** What is needed **
Your task is to reproduce the material exactly.

+++ Dataset +++

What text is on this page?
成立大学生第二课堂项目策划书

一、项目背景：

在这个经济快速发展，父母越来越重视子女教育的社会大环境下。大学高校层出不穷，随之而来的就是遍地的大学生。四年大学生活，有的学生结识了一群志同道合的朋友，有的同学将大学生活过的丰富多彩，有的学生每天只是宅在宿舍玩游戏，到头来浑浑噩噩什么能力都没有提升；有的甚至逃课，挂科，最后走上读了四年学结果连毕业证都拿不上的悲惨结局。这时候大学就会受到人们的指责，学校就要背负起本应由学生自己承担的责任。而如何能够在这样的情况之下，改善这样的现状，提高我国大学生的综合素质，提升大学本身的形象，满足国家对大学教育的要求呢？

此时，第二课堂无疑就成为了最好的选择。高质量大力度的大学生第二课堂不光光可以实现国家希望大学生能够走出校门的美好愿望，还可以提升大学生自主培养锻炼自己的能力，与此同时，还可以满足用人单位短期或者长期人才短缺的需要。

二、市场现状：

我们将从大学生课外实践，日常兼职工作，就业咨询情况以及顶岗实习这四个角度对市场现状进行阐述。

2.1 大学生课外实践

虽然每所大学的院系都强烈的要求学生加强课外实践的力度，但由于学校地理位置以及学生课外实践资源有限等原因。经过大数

+++

** Task response **
What text is on this page?
成立大学生第二课堂项目策划书

一、项目背景：

在这个经济快速发展，父母越来越重视子女教育的社会大环境下。大学高校层出不穷，随之而来的就是遍地的大学生。四年大学生活，有的学生结识了一群志同道合的朋友，有的同学将大学生活过的丰富多彩，有的学生每天只是宅在宿舍玩游戏，到头来浑浑噩噩什么能力都没有提升；有的甚至逃课，挂科，最后走上读了四年学结果连毕业证都拿不上的悲惨结局。这时候大学就会受到人们的指责，学校就要背负起本应由学生自己承担的责任。而如何能够在这样的情况之下，改善这样的现状，提高我国大学生的综合素质，提升大学本身的形象，满足国家对大学教育的要求呢？

此时，第二课堂无疑就成为了最好的选择。高质量大力度的大学生第二课堂不光光可以实现国家希望大学生能够走出校门的美好愿望，还可以提升大学生自主培养锻炼自己的能力，与此同时，还可以满足用人单位短期或者长期人才短缺的需要。

二、市场现状：

我们将从大学生课外实践，日常兼职工作，就业咨询情况以及顶岗实习这四个角度对市场现状进行阐述。

2.1 大学生课外实践

虽然每所大学的院系都强烈的要求学生加强课外实践的力度，但由于学校地理位置以及学生课外实践资源有限等原因。经过大数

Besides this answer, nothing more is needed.